Begin
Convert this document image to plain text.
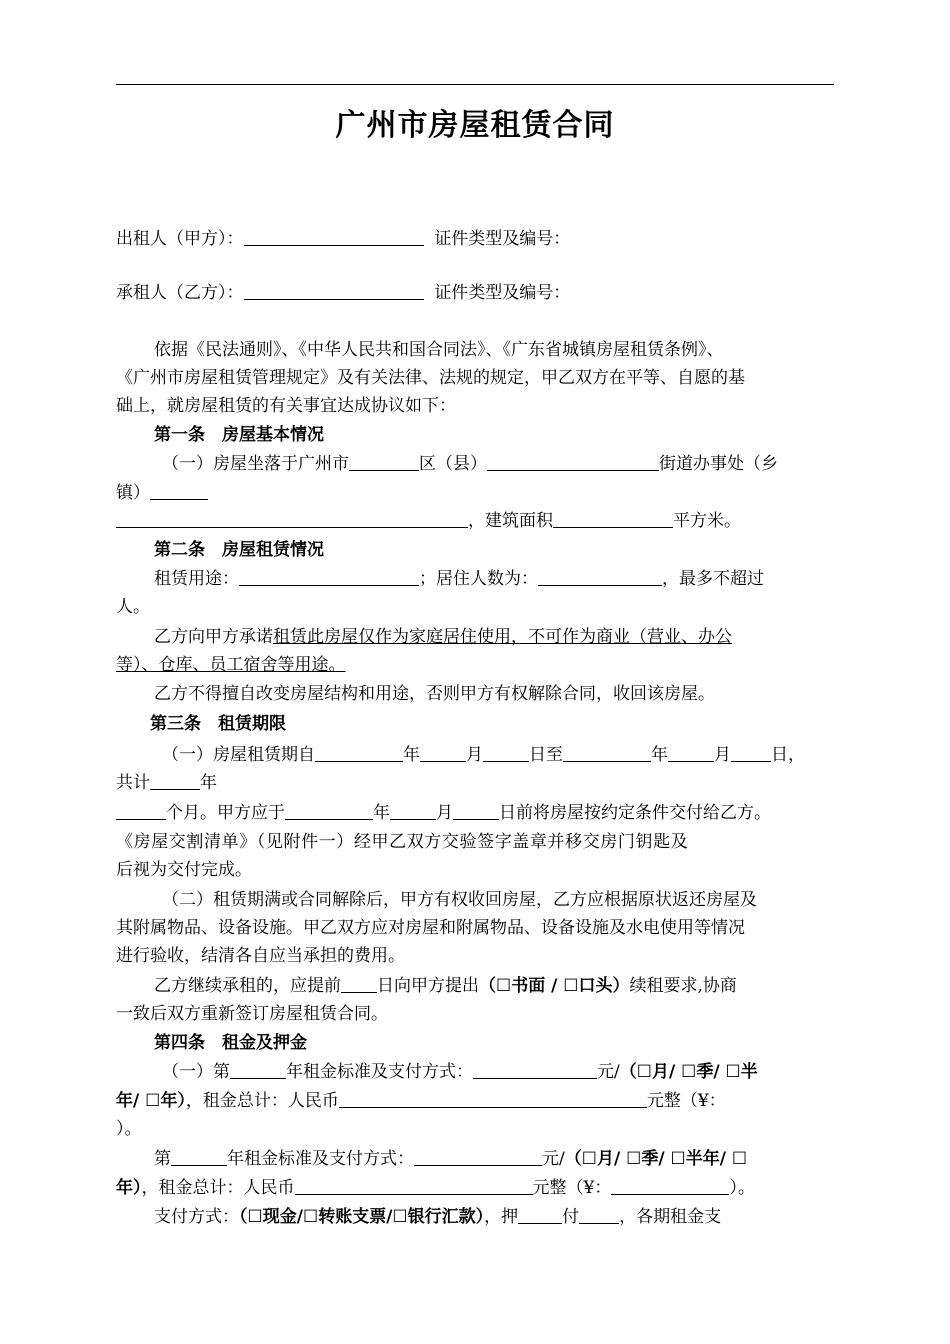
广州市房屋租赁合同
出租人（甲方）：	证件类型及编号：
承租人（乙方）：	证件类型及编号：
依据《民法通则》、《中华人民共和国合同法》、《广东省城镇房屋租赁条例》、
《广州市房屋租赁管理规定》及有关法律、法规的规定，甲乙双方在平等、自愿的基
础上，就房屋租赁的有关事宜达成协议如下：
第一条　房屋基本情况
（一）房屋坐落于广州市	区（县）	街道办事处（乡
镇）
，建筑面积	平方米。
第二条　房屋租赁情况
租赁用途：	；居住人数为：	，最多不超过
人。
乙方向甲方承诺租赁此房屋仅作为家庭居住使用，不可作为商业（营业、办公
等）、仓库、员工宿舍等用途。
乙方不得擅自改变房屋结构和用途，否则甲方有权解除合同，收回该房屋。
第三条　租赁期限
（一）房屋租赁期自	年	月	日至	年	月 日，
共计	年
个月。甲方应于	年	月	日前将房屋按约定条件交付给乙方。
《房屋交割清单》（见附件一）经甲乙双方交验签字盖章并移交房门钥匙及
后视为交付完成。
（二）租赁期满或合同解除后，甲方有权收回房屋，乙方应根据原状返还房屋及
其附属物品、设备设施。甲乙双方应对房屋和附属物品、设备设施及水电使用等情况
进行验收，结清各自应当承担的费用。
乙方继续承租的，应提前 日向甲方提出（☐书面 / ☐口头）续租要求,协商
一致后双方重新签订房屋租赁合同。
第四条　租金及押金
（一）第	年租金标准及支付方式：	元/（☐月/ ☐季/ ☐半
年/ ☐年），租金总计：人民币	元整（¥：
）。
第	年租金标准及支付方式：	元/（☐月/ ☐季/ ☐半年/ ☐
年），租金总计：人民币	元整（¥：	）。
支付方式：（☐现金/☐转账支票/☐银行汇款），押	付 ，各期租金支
End
Job: Leaving all pictures aside, quote each record exactly.

Response:
Convert this document image to plain text.
广州市房屋租赁合同
出租人（甲方）：	证件类型及编号：
承租人（乙方）：	证件类型及编号：
依据《民法通则》、《中华人民共和国合同法》、《广东省城镇房屋租赁条例》、
《广州市房屋租赁管理规定》及有关法律、法规的规定，甲乙双方在平等、自愿的基
础上，就房屋租赁的有关事宜达成协议如下：
第一条　房屋基本情况
（一）房屋坐落于广州市	区（县）	街道办事处（乡
镇）
，建筑面积	平方米。
第二条　房屋租赁情况
租赁用途：	；居住人数为：	，最多不超过
人。
乙方向甲方承诺租赁此房屋仅作为家庭居住使用，不可作为商业（营业、办公
等）、仓库、员工宿舍等用途。
乙方不得擅自改变房屋结构和用途，否则甲方有权解除合同，收回该房屋。
第三条　租赁期限
（一）房屋租赁期自	年	月	日至	年	月 日，
共计	年
个月。甲方应于	年	月	日前将房屋按约定条件交付给乙方。
《房屋交割清单》（见附件一）经甲乙双方交验签字盖章并移交房门钥匙及
后视为交付完成。
（二）租赁期满或合同解除后，甲方有权收回房屋，乙方应根据原状返还房屋及
其附属物品、设备设施。甲乙双方应对房屋和附属物品、设备设施及水电使用等情况
进行验收，结清各自应当承担的费用。
乙方继续承租的，应提前 日向甲方提出（☐书面 / ☐口头）续租要求,协商
一致后双方重新签订房屋租赁合同。
第四条　租金及押金
（一）第	年租金标准及支付方式：	元/（☐月/ ☐季/ ☐半
年/ ☐年），租金总计：人民币	元整（¥：
）。
第	年租金标准及支付方式：	元/（☐月/ ☐季/ ☐半年/ ☐
年），租金总计：人民币	元整（¥：	）。
支付方式：（☐现金/☐转账支票/☐银行汇款），押	付 ，各期租金支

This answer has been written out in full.